Goal |
Only the number is wanted: how many lines contain the string "Ländersache"?

>> start Source records

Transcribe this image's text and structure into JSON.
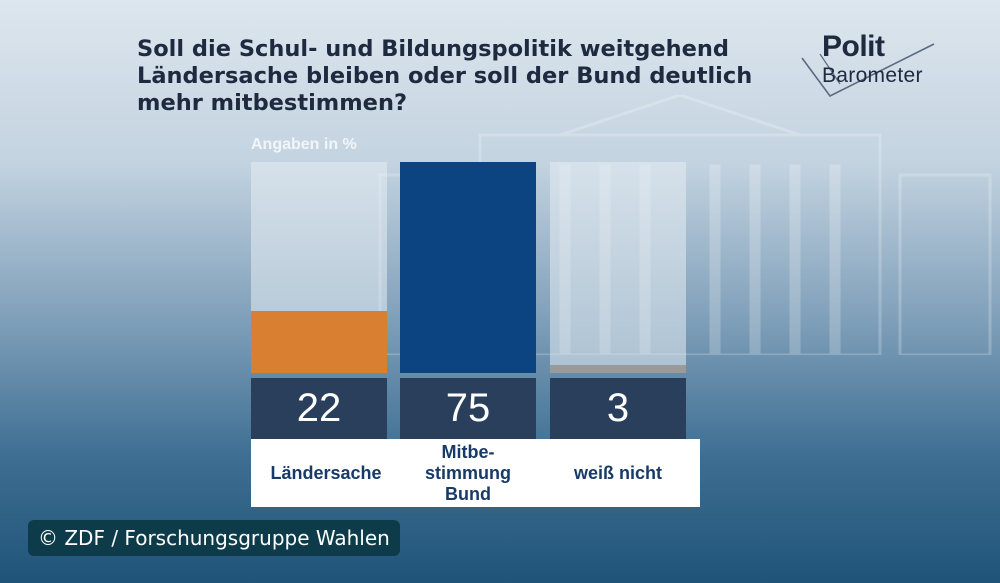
{
  "title": "Soll die Schul- und Bildungspolitik weitgehend Ländersache bleiben oder soll der Bund deutlich mehr mitbestimmen?",
  "logo": {
    "line1": "Polit",
    "line2": "Barometer"
  },
  "credit": "© ZDF / Forschungsgruppe Wahlen",
  "colors": {
    "laendersache": "#d97f31",
    "mitbestimmung": "#0b4481",
    "weiss_nicht": "#9a9a9a",
    "value_box": "#2a3f5c"
  },
  "chart_data": {
    "type": "bar",
    "unit_label": "Angaben in %",
    "ylim": [
      0,
      75
    ],
    "categories": [
      "Ländersache",
      "Mitbe-\nstimmung\nBund",
      "weiß nicht"
    ],
    "values": [
      22,
      75,
      3
    ],
    "value_labels": [
      "22",
      "75",
      "3"
    ],
    "bar_colors": [
      "#d97f31",
      "#0b4481",
      "#9a9a9a"
    ]
  }
}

>> end Source records

Output |
2